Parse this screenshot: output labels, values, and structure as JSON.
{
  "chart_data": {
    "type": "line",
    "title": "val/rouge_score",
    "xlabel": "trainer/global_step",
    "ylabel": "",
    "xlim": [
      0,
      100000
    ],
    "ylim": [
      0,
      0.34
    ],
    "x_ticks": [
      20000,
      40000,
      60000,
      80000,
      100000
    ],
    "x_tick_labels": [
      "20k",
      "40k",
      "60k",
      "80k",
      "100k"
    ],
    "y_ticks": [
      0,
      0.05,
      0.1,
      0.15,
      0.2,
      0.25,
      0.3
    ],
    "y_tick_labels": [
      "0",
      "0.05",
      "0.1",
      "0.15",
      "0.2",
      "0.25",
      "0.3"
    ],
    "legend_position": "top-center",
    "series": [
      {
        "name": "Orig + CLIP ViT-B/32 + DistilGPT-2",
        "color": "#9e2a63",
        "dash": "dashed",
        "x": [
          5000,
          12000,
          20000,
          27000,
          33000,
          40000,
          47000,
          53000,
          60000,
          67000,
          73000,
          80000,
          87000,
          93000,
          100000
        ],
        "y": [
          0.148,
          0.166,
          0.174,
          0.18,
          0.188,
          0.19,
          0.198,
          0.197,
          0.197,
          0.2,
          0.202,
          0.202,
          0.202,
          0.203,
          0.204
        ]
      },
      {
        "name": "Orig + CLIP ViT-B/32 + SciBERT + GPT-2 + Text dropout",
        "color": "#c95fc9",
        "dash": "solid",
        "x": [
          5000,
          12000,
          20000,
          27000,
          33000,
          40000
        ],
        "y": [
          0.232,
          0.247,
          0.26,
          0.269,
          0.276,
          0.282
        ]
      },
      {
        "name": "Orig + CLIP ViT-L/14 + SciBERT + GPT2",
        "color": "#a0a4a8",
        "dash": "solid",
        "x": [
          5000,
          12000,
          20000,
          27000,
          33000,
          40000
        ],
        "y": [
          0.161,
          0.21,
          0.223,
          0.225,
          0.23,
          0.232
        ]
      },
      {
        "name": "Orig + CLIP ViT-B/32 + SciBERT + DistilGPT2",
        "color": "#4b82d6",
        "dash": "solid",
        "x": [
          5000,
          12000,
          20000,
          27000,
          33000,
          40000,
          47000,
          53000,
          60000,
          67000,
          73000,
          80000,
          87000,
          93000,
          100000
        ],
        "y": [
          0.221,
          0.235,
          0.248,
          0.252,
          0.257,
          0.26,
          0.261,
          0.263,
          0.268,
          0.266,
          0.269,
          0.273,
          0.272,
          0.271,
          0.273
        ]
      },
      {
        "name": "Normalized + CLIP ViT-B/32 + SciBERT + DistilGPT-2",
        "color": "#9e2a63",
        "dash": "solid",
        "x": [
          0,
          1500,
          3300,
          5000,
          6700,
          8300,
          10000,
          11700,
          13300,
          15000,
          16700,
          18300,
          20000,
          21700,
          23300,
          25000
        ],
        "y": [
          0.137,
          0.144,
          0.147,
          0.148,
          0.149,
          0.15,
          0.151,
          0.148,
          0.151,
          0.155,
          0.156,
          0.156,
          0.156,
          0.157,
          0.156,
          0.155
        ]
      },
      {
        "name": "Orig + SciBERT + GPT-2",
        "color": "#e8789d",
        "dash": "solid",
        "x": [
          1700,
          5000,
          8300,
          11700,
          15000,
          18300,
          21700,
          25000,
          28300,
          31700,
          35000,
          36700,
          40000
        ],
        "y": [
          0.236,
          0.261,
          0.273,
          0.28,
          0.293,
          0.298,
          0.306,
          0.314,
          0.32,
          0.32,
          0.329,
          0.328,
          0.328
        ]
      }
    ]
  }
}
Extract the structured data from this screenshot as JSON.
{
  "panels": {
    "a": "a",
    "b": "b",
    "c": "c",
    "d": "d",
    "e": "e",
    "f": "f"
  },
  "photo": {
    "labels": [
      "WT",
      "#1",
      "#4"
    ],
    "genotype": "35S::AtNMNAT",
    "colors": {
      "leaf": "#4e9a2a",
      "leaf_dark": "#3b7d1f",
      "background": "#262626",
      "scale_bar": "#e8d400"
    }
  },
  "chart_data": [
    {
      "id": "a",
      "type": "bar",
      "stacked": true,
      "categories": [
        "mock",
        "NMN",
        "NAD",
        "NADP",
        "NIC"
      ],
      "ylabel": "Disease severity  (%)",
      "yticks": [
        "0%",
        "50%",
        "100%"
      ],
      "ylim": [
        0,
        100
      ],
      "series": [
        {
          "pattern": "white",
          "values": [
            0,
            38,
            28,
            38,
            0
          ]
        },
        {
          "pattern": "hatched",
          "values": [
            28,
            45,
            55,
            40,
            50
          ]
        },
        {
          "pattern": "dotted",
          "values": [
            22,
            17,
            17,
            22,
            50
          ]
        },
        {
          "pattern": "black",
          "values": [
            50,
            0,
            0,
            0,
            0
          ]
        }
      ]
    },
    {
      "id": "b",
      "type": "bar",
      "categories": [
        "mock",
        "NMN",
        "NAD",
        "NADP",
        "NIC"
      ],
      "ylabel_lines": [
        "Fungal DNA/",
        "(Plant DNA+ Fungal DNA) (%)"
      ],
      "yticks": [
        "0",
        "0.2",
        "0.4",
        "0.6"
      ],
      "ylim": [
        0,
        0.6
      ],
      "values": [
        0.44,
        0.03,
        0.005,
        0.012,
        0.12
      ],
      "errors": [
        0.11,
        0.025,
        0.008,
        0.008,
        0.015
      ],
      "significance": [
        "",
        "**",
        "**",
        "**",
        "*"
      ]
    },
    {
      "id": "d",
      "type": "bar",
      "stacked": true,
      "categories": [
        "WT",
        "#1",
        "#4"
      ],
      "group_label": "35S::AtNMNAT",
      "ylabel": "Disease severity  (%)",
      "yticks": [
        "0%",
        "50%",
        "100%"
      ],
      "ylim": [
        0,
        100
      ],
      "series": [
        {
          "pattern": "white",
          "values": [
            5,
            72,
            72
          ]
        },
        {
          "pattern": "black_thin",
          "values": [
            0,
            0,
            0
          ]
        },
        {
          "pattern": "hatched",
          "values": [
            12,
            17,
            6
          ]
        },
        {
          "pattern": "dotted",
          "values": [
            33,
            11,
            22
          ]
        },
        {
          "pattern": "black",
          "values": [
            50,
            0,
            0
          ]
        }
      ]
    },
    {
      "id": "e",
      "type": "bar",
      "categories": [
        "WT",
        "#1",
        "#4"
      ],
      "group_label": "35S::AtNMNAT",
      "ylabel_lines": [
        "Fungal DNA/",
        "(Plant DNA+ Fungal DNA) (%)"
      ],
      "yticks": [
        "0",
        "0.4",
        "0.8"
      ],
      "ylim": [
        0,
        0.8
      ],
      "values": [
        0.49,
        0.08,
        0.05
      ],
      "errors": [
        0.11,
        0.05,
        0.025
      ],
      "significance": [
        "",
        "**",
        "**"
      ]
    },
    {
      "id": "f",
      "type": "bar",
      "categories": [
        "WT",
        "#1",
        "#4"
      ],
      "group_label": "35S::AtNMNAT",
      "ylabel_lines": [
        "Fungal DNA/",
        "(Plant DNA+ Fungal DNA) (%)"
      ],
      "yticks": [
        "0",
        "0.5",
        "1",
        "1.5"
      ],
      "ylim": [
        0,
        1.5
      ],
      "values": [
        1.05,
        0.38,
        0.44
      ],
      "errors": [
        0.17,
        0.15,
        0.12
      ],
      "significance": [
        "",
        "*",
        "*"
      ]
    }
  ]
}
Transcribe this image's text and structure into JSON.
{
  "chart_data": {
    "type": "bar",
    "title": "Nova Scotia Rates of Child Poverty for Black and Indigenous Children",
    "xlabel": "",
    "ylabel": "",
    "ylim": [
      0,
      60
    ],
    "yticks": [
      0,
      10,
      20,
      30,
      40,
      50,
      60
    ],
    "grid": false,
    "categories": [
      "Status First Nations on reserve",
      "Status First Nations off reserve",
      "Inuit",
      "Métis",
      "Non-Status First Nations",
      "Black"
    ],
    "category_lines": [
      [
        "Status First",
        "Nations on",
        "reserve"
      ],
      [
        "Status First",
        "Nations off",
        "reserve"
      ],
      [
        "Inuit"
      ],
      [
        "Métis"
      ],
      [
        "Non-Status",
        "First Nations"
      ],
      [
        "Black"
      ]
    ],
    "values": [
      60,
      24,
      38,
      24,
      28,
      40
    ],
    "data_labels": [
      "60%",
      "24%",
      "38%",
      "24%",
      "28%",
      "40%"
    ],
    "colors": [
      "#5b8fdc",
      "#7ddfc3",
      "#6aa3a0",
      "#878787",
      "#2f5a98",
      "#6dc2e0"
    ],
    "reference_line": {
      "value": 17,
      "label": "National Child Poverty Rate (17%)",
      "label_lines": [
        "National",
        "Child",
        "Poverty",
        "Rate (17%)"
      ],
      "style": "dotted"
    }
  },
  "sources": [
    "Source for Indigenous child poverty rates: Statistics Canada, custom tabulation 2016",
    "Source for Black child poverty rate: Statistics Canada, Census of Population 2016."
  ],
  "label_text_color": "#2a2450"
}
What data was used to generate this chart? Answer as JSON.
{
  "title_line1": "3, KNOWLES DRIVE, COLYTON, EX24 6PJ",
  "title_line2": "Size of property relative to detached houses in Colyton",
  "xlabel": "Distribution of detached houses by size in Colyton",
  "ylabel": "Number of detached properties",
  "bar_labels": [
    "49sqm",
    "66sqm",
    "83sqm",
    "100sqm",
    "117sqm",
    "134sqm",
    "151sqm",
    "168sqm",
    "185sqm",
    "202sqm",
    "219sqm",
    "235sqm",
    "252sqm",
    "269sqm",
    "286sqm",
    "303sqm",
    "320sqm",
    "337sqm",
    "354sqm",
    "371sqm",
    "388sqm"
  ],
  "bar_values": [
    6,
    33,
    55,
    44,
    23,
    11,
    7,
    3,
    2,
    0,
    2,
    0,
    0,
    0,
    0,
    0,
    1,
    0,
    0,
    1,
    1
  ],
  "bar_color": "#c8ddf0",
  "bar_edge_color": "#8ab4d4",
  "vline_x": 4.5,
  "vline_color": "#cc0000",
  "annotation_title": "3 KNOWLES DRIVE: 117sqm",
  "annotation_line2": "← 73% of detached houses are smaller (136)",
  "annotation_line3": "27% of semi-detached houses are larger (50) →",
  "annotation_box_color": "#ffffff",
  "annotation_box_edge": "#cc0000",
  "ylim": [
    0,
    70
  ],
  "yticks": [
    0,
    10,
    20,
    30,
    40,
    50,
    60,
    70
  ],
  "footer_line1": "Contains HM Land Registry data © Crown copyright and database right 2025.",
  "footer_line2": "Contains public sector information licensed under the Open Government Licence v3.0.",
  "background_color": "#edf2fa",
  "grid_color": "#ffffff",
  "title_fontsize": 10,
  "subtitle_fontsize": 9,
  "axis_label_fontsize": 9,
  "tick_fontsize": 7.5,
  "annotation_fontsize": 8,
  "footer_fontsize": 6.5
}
****************
_Brief:_
Show all lines in the entries above where the word "Nations" appears.

_Solution for this problem:_
      "Status First Nations on reserve",
      "Status First Nations off reserve",
      "Non-Status First Nations",
        "Nations on",
        "Nations off",
        "First Nations"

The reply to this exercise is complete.